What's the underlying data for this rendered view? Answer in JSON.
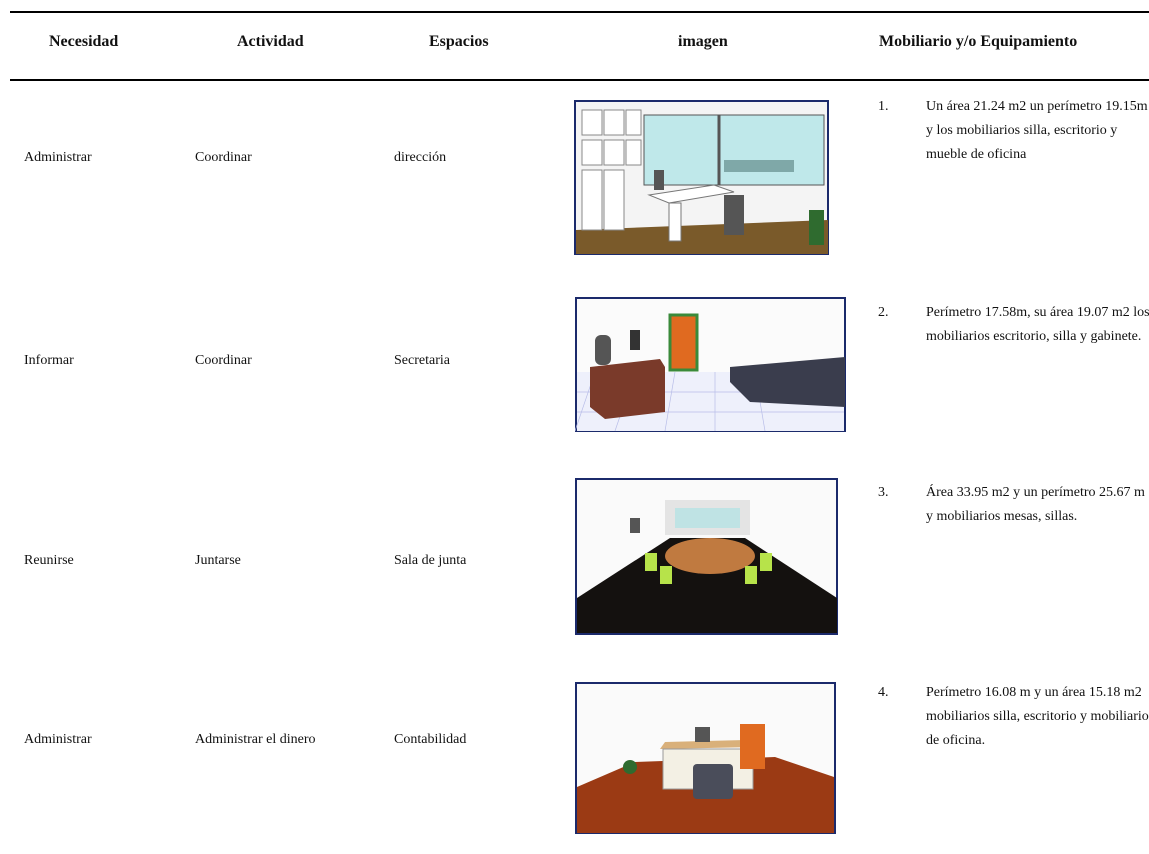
{
  "table": {
    "header": [
      "Necesidad",
      "Actividad",
      "Espacios",
      "imagen",
      "Mobiliario y/o Equipamiento"
    ],
    "rows": [
      {
        "necesidad": "Administrar",
        "actividad": "Coordinar",
        "espacios": "dirección",
        "item_number": "1.",
        "mobiliario": "Un área 21.24 m2 un perímetro 19.15m y los mobiliarios silla, escritorio y mueble de oficina"
      },
      {
        "necesidad": "Informar",
        "actividad": "Coordinar",
        "espacios": "Secretaria",
        "item_number": "2.",
        "mobiliario": "Perímetro 17.58m, su área 19.07 m2 los mobiliarios escritorio, silla y gabinete."
      },
      {
        "necesidad": "Reunirse",
        "actividad": "Juntarse",
        "espacios": "Sala de junta",
        "item_number": "3.",
        "mobiliario": "Área 33.95 m2 y un perímetro 25.67 m y mobiliarios mesas, sillas."
      },
      {
        "necesidad": "Administrar",
        "actividad": "Administrar el dinero",
        "espacios": "Contabilidad",
        "item_number": "4.",
        "mobiliario": "Perímetro 16.08 m y un área 15.18 m2 mobiliarios silla, escritorio y mobiliario de oficina."
      }
    ]
  }
}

• Your task:
Quote each entry above verbatim and drop the pictures.

• Exercise response:
What's the underlying data for this rendered view? Answer in JSON.
{
  "table": {
    "header": [
      "Necesidad",
      "Actividad",
      "Espacios",
      "imagen",
      "Mobiliario y/o Equipamiento"
    ],
    "rows": [
      {
        "necesidad": "Administrar",
        "actividad": "Coordinar",
        "espacios": "dirección",
        "item_number": "1.",
        "mobiliario": "Un área 21.24 m2 un perímetro 19.15m y los mobiliarios silla, escritorio y mueble de oficina"
      },
      {
        "necesidad": "Informar",
        "actividad": "Coordinar",
        "espacios": "Secretaria",
        "item_number": "2.",
        "mobiliario": "Perímetro 17.58m, su área 19.07 m2 los mobiliarios escritorio, silla y gabinete."
      },
      {
        "necesidad": "Reunirse",
        "actividad": "Juntarse",
        "espacios": "Sala de junta",
        "item_number": "3.",
        "mobiliario": "Área 33.95 m2 y un perímetro 25.67 m y mobiliarios mesas, sillas."
      },
      {
        "necesidad": "Administrar",
        "actividad": "Administrar el dinero",
        "espacios": "Contabilidad",
        "item_number": "4.",
        "mobiliario": "Perímetro 16.08 m y un área 15.18 m2 mobiliarios silla, escritorio y mobiliario de oficina."
      }
    ]
  }
}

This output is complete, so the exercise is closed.